Dataset items:
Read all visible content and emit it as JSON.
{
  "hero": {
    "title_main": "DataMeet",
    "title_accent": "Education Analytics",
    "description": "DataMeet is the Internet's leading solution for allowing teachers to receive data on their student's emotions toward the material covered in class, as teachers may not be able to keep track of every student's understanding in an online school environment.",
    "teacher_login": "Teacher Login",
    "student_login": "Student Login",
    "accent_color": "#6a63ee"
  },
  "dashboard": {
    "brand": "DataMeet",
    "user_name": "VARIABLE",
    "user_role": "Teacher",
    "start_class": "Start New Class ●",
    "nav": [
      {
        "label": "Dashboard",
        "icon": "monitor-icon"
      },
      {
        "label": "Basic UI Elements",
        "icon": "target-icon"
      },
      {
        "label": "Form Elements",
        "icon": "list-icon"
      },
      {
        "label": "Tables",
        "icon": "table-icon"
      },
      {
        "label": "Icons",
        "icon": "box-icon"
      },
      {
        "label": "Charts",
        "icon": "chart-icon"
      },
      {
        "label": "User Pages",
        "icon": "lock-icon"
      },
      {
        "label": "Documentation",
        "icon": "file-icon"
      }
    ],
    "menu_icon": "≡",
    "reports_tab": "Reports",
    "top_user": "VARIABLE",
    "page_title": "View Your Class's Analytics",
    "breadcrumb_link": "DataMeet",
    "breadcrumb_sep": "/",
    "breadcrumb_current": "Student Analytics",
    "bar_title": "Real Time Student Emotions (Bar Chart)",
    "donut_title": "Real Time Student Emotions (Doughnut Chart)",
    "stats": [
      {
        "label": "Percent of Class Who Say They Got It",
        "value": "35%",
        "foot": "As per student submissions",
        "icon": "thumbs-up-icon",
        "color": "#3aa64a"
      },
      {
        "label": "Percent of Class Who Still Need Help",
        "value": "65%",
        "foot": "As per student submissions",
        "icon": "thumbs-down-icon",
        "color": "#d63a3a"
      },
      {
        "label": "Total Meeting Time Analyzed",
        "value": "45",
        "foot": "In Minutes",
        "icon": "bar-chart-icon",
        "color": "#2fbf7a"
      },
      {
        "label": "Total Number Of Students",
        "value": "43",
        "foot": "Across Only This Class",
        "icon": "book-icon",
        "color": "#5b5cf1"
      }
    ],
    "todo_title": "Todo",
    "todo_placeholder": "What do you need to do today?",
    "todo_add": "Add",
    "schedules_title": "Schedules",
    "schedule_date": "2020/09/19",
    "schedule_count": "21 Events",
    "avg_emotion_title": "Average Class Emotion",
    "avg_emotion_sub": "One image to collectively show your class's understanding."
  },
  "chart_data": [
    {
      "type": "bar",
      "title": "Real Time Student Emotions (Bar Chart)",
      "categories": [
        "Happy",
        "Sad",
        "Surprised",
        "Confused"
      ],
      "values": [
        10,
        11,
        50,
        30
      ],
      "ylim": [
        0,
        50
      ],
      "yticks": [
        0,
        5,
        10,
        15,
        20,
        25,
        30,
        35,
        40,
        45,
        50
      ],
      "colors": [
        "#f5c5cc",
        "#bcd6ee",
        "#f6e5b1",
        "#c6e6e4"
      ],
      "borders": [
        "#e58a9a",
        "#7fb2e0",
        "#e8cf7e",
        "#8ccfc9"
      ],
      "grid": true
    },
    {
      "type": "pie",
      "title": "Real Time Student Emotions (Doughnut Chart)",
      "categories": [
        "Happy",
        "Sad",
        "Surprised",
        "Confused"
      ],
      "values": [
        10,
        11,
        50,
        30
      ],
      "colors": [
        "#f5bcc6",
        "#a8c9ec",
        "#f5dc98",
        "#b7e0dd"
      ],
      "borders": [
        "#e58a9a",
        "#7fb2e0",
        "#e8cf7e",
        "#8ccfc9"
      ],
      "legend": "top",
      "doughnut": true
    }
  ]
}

PROBLEM TO WORK ON: Reproduce the entries above in full, verbatim.

SOLUTION TO THIS TASK:
Read all visible content and emit it as JSON.
{
  "hero": {
    "title_main": "DataMeet",
    "title_accent": "Education Analytics",
    "description": "DataMeet is the Internet's leading solution for allowing teachers to receive data on their student's emotions toward the material covered in class, as teachers may not be able to keep track of every student's understanding in an online school environment.",
    "teacher_login": "Teacher Login",
    "student_login": "Student Login",
    "accent_color": "#6a63ee"
  },
  "dashboard": {
    "brand": "DataMeet",
    "user_name": "VARIABLE",
    "user_role": "Teacher",
    "start_class": "Start New Class ●",
    "nav": [
      {
        "label": "Dashboard",
        "icon": "monitor-icon"
      },
      {
        "label": "Basic UI Elements",
        "icon": "target-icon"
      },
      {
        "label": "Form Elements",
        "icon": "list-icon"
      },
      {
        "label": "Tables",
        "icon": "table-icon"
      },
      {
        "label": "Icons",
        "icon": "box-icon"
      },
      {
        "label": "Charts",
        "icon": "chart-icon"
      },
      {
        "label": "User Pages",
        "icon": "lock-icon"
      },
      {
        "label": "Documentation",
        "icon": "file-icon"
      }
    ],
    "menu_icon": "≡",
    "reports_tab": "Reports",
    "top_user": "VARIABLE",
    "page_title": "View Your Class's Analytics",
    "breadcrumb_link": "DataMeet",
    "breadcrumb_sep": "/",
    "breadcrumb_current": "Student Analytics",
    "bar_title": "Real Time Student Emotions (Bar Chart)",
    "donut_title": "Real Time Student Emotions (Doughnut Chart)",
    "stats": [
      {
        "label": "Percent of Class Who Say They Got It",
        "value": "35%",
        "foot": "As per student submissions",
        "icon": "thumbs-up-icon",
        "color": "#3aa64a"
      },
      {
        "label": "Percent of Class Who Still Need Help",
        "value": "65%",
        "foot": "As per student submissions",
        "icon": "thumbs-down-icon",
        "color": "#d63a3a"
      },
      {
        "label": "Total Meeting Time Analyzed",
        "value": "45",
        "foot": "In Minutes",
        "icon": "bar-chart-icon",
        "color": "#2fbf7a"
      },
      {
        "label": "Total Number Of Students",
        "value": "43",
        "foot": "Across Only This Class",
        "icon": "book-icon",
        "color": "#5b5cf1"
      }
    ],
    "todo_title": "Todo",
    "todo_placeholder": "What do you need to do today?",
    "todo_add": "Add",
    "schedules_title": "Schedules",
    "schedule_date": "2020/09/19",
    "schedule_count": "21 Events",
    "avg_emotion_title": "Average Class Emotion",
    "avg_emotion_sub": "One image to collectively show your class's understanding."
  },
  "chart_data": [
    {
      "type": "bar",
      "title": "Real Time Student Emotions (Bar Chart)",
      "categories": [
        "Happy",
        "Sad",
        "Surprised",
        "Confused"
      ],
      "values": [
        10,
        11,
        50,
        30
      ],
      "ylim": [
        0,
        50
      ],
      "yticks": [
        0,
        5,
        10,
        15,
        20,
        25,
        30,
        35,
        40,
        45,
        50
      ],
      "colors": [
        "#f5c5cc",
        "#bcd6ee",
        "#f6e5b1",
        "#c6e6e4"
      ],
      "borders": [
        "#e58a9a",
        "#7fb2e0",
        "#e8cf7e",
        "#8ccfc9"
      ],
      "grid": true
    },
    {
      "type": "pie",
      "title": "Real Time Student Emotions (Doughnut Chart)",
      "categories": [
        "Happy",
        "Sad",
        "Surprised",
        "Confused"
      ],
      "values": [
        10,
        11,
        50,
        30
      ],
      "colors": [
        "#f5bcc6",
        "#a8c9ec",
        "#f5dc98",
        "#b7e0dd"
      ],
      "borders": [
        "#e58a9a",
        "#7fb2e0",
        "#e8cf7e",
        "#8ccfc9"
      ],
      "legend": "top",
      "doughnut": true
    }
  ]
}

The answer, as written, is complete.